• _EXERCISE_
Check every line below for the word "JSON" and copy the ones that have it.

• _SOURCE MATERIAL_

•••

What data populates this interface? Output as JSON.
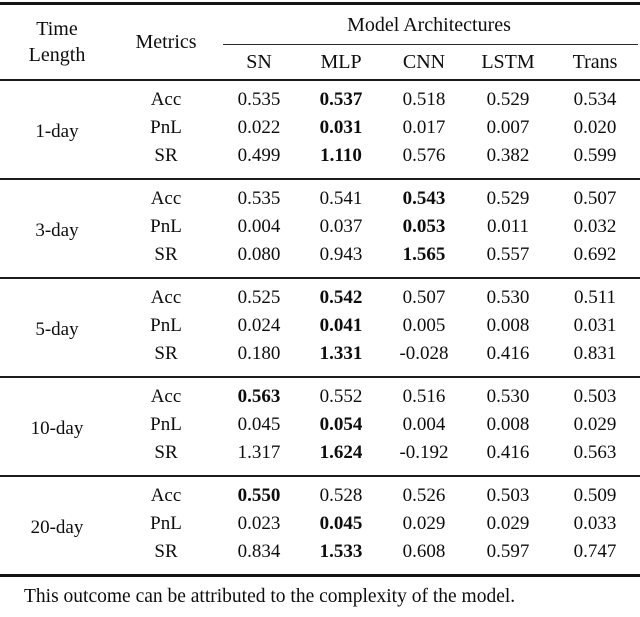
{
  "table": {
    "header": {
      "time_length_line1": "Time",
      "time_length_line2": "Length",
      "metrics_label": "Metrics",
      "group_label": "Model Architectures",
      "columns": [
        "SN",
        "MLP",
        "CNN",
        "LSTM",
        "Trans"
      ]
    },
    "blocks": [
      {
        "time_length": "1-day",
        "rows": [
          {
            "metric": "Acc",
            "values": [
              "0.535",
              "0.537",
              "0.518",
              "0.529",
              "0.534"
            ],
            "bold": 1
          },
          {
            "metric": "PnL",
            "values": [
              "0.022",
              "0.031",
              "0.017",
              "0.007",
              "0.020"
            ],
            "bold": 1
          },
          {
            "metric": "SR",
            "values": [
              "0.499",
              "1.110",
              "0.576",
              "0.382",
              "0.599"
            ],
            "bold": 1
          }
        ]
      },
      {
        "time_length": "3-day",
        "rows": [
          {
            "metric": "Acc",
            "values": [
              "0.535",
              "0.541",
              "0.543",
              "0.529",
              "0.507"
            ],
            "bold": 2
          },
          {
            "metric": "PnL",
            "values": [
              "0.004",
              "0.037",
              "0.053",
              "0.011",
              "0.032"
            ],
            "bold": 2
          },
          {
            "metric": "SR",
            "values": [
              "0.080",
              "0.943",
              "1.565",
              "0.557",
              "0.692"
            ],
            "bold": 2
          }
        ]
      },
      {
        "time_length": "5-day",
        "rows": [
          {
            "metric": "Acc",
            "values": [
              "0.525",
              "0.542",
              "0.507",
              "0.530",
              "0.511"
            ],
            "bold": 1
          },
          {
            "metric": "PnL",
            "values": [
              "0.024",
              "0.041",
              "0.005",
              "0.008",
              "0.031"
            ],
            "bold": 1
          },
          {
            "metric": "SR",
            "values": [
              "0.180",
              "1.331",
              "-0.028",
              "0.416",
              "0.831"
            ],
            "bold": 1
          }
        ]
      },
      {
        "time_length": "10-day",
        "rows": [
          {
            "metric": "Acc",
            "values": [
              "0.563",
              "0.552",
              "0.516",
              "0.530",
              "0.503"
            ],
            "bold": 0
          },
          {
            "metric": "PnL",
            "values": [
              "0.045",
              "0.054",
              "0.004",
              "0.008",
              "0.029"
            ],
            "bold": 1
          },
          {
            "metric": "SR",
            "values": [
              "1.317",
              "1.624",
              "-0.192",
              "0.416",
              "0.563"
            ],
            "bold": 1
          }
        ]
      },
      {
        "time_length": "20-day",
        "rows": [
          {
            "metric": "Acc",
            "values": [
              "0.550",
              "0.528",
              "0.526",
              "0.503",
              "0.509"
            ],
            "bold": 0
          },
          {
            "metric": "PnL",
            "values": [
              "0.023",
              "0.045",
              "0.029",
              "0.029",
              "0.033"
            ],
            "bold": 1
          },
          {
            "metric": "SR",
            "values": [
              "0.834",
              "1.533",
              "0.608",
              "0.597",
              "0.747"
            ],
            "bold": 1
          }
        ]
      }
    ]
  },
  "caption": "This outcome can be attributed to the complexity of the model."
}
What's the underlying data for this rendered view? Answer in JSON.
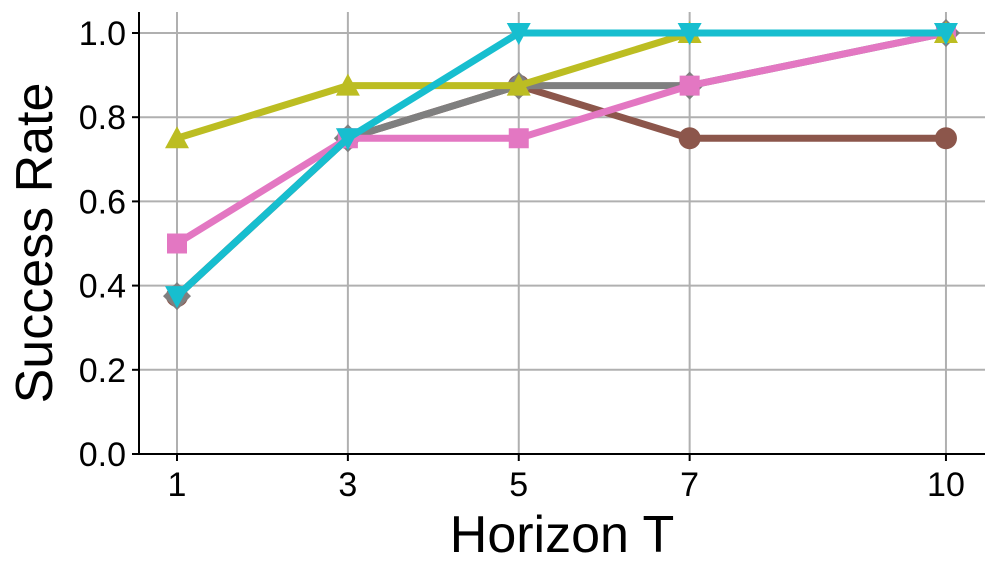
{
  "chart_data": {
    "type": "line",
    "title": "",
    "xlabel": "Horizon T",
    "ylabel": "Success Rate",
    "x": [
      1,
      3,
      5,
      7,
      10
    ],
    "xticks": [
      "1",
      "3",
      "5",
      "7",
      "10"
    ],
    "yticks": [
      "0.0",
      "0.2",
      "0.4",
      "0.6",
      "0.8",
      "1.0"
    ],
    "xlim": [
      0.55,
      10.45
    ],
    "ylim": [
      0.0,
      1.05
    ],
    "grid": true,
    "legend": null,
    "series": [
      {
        "name": "brown",
        "color": "#8c564b",
        "marker": "circle",
        "values": [
          0.375,
          0.75,
          0.875,
          0.75,
          0.75
        ]
      },
      {
        "name": "gray",
        "color": "#7f7f7f",
        "marker": "diamond",
        "values": [
          0.375,
          0.75,
          0.875,
          0.875,
          1.0
        ]
      },
      {
        "name": "pink",
        "color": "#e377c2",
        "marker": "square",
        "values": [
          0.5,
          0.75,
          0.75,
          0.875,
          1.0
        ]
      },
      {
        "name": "olive",
        "color": "#bcbd22",
        "marker": "triangle-up",
        "values": [
          0.75,
          0.875,
          0.875,
          1.0,
          1.0
        ]
      },
      {
        "name": "cyan",
        "color": "#17becf",
        "marker": "triangle-down",
        "values": [
          0.375,
          0.75,
          1.0,
          1.0,
          1.0
        ]
      }
    ]
  }
}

•••

• _WRITTEN RESPONSE_
What data populates this interface? Output as JSON.
What's the underlying data for this rendered view? Answer in JSON.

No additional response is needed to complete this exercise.